**DATA SECTION**
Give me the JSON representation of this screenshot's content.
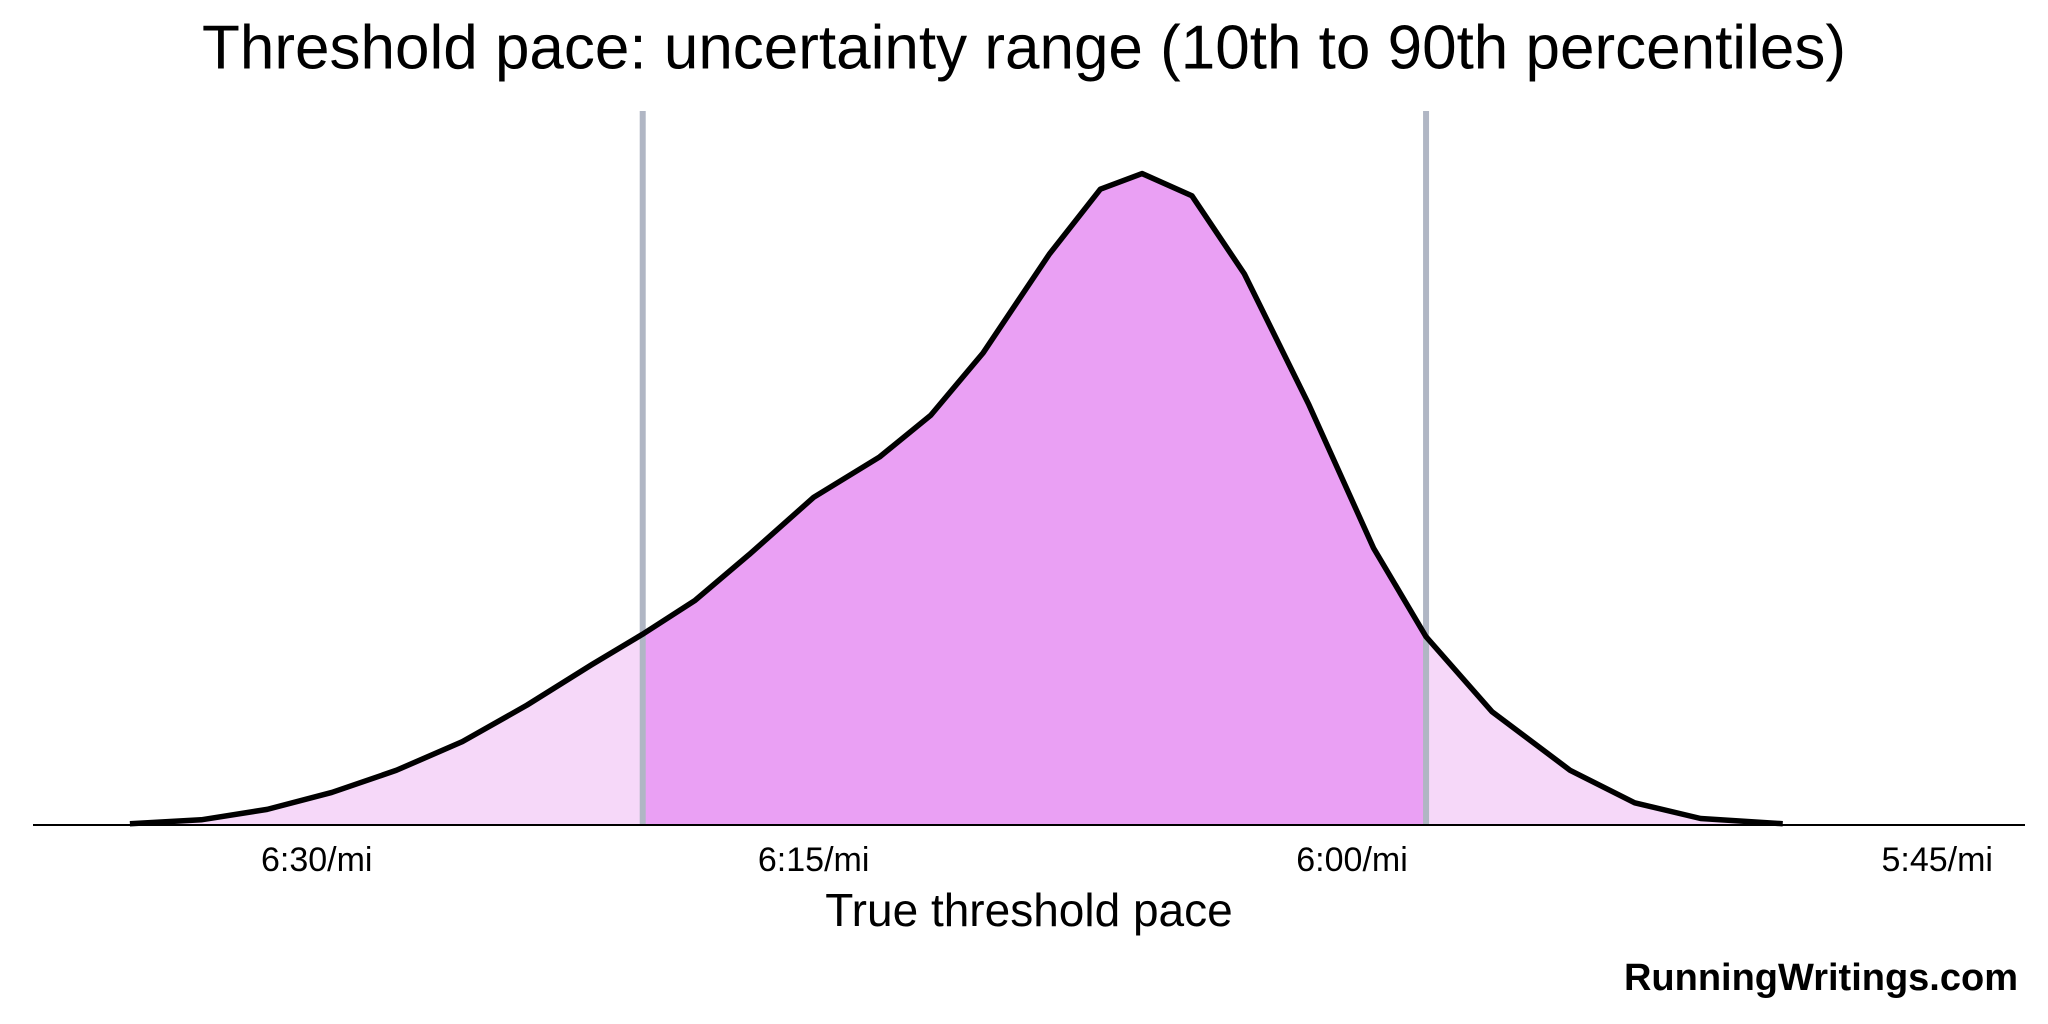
{
  "chart_data": {
    "type": "density",
    "title": "Threshold pace: uncertainty range (10th to 90th percentiles)",
    "x_label": "True threshold pace",
    "source": "RunningWritings.com",
    "x": [
      9.092,
      9.145,
      9.194,
      9.242,
      9.29,
      9.339,
      9.387,
      9.435,
      9.473,
      9.512,
      9.552,
      9.6,
      9.649,
      9.687,
      9.726,
      9.775,
      9.813,
      9.844,
      9.881,
      9.92,
      9.968,
      10.016,
      10.055,
      10.104,
      10.162,
      10.21,
      10.259,
      10.32
    ],
    "values": [
      0.002,
      0.008,
      0.024,
      0.05,
      0.084,
      0.128,
      0.184,
      0.246,
      0.293,
      0.345,
      0.415,
      0.503,
      0.565,
      0.629,
      0.725,
      0.876,
      0.976,
      1.0,
      0.966,
      0.846,
      0.645,
      0.425,
      0.289,
      0.174,
      0.084,
      0.034,
      0.01,
      0.002
    ],
    "interval": [
      9.473,
      10.055
    ],
    "xlim": [
      9.02,
      10.5
    ],
    "xticks": [
      {
        "value": 9.2308,
        "label": "6:30/mi"
      },
      {
        "value": 9.6,
        "label": "6:15/mi"
      },
      {
        "value": 10,
        "label": "6:00/mi"
      },
      {
        "value": 10.4348,
        "label": "5:45/mi"
      }
    ],
    "ylim": [
      0,
      1.05
    ],
    "color": "#000000",
    "interval_color": "#eaa0f4",
    "outer_color": "#f6d8f9",
    "line_color": "#b0b6c4"
  }
}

**REQUIREMENT**
Repeat each entry precisely as it appears. Leave the pictures out.

**RESULT**
Give me the JSON representation of this screenshot's content.
{
  "chart_data": {
    "type": "density",
    "title": "Threshold pace: uncertainty range (10th to 90th percentiles)",
    "x_label": "True threshold pace",
    "source": "RunningWritings.com",
    "x": [
      9.092,
      9.145,
      9.194,
      9.242,
      9.29,
      9.339,
      9.387,
      9.435,
      9.473,
      9.512,
      9.552,
      9.6,
      9.649,
      9.687,
      9.726,
      9.775,
      9.813,
      9.844,
      9.881,
      9.92,
      9.968,
      10.016,
      10.055,
      10.104,
      10.162,
      10.21,
      10.259,
      10.32
    ],
    "values": [
      0.002,
      0.008,
      0.024,
      0.05,
      0.084,
      0.128,
      0.184,
      0.246,
      0.293,
      0.345,
      0.415,
      0.503,
      0.565,
      0.629,
      0.725,
      0.876,
      0.976,
      1.0,
      0.966,
      0.846,
      0.645,
      0.425,
      0.289,
      0.174,
      0.084,
      0.034,
      0.01,
      0.002
    ],
    "interval": [
      9.473,
      10.055
    ],
    "xlim": [
      9.02,
      10.5
    ],
    "xticks": [
      {
        "value": 9.2308,
        "label": "6:30/mi"
      },
      {
        "value": 9.6,
        "label": "6:15/mi"
      },
      {
        "value": 10,
        "label": "6:00/mi"
      },
      {
        "value": 10.4348,
        "label": "5:45/mi"
      }
    ],
    "ylim": [
      0,
      1.05
    ],
    "color": "#000000",
    "interval_color": "#eaa0f4",
    "outer_color": "#f6d8f9",
    "line_color": "#b0b6c4"
  }
}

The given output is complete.